(Stored records)
◇ ◇ ◇ ◇

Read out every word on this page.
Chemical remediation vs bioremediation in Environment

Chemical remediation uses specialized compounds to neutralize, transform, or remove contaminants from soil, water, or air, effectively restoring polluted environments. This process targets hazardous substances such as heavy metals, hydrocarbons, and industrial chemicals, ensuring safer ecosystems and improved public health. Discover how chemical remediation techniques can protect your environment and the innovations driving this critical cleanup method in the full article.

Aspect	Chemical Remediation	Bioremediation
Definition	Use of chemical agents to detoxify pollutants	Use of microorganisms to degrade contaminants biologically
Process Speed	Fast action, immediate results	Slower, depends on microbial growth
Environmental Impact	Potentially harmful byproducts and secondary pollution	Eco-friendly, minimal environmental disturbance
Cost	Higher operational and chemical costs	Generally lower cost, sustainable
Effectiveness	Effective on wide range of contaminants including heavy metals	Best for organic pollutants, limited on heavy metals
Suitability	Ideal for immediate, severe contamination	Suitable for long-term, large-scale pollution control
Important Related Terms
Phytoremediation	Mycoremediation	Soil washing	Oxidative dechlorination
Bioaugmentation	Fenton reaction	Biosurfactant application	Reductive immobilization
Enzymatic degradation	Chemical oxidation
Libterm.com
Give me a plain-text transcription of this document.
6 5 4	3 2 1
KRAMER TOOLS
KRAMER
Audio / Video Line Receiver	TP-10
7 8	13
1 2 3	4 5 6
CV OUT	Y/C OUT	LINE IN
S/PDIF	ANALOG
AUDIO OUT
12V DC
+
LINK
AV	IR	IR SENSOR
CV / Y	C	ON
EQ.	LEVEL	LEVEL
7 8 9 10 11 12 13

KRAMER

◇ ◇ ◇ ◇

In the records above, tally the lines where the word "pollution" appears, and give the number and nothing else.

2